YOUR INSTRUCTIONS. Check each line for the string "JSON" and give only the count of lines that have it.

================================

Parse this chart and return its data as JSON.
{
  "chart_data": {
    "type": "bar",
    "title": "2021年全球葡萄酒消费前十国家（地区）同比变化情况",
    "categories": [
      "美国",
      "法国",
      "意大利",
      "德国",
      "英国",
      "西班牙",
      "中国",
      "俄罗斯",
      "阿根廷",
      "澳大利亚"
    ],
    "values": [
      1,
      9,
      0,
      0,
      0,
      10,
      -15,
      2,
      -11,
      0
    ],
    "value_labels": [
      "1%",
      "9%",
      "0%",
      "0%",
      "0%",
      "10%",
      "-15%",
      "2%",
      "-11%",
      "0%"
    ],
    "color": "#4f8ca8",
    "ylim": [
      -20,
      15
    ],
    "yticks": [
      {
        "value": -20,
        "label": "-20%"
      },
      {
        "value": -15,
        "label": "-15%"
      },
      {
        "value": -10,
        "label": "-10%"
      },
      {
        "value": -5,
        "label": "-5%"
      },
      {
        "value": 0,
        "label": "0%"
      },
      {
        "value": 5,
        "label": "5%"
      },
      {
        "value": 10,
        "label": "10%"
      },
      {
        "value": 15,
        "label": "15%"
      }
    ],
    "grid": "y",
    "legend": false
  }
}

================================

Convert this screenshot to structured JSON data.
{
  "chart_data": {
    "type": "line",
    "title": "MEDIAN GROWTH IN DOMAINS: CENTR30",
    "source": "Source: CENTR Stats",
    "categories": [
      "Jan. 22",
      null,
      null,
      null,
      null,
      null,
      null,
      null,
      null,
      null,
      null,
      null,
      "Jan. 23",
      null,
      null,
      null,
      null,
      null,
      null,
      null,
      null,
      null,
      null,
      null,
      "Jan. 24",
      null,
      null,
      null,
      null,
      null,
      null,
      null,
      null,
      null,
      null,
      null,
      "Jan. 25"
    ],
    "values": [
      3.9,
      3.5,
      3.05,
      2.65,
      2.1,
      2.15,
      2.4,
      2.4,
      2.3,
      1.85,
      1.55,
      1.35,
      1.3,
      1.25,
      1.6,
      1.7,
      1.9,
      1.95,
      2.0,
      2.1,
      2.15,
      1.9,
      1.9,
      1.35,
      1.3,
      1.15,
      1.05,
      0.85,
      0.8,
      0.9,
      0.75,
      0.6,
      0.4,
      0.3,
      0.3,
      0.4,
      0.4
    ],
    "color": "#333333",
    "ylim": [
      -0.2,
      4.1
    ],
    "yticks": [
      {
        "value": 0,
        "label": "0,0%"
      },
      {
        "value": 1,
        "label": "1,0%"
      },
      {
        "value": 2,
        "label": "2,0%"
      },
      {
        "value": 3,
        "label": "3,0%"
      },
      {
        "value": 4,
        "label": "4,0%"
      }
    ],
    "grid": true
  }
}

================================

RESULT OF THIS EXERCISE. 2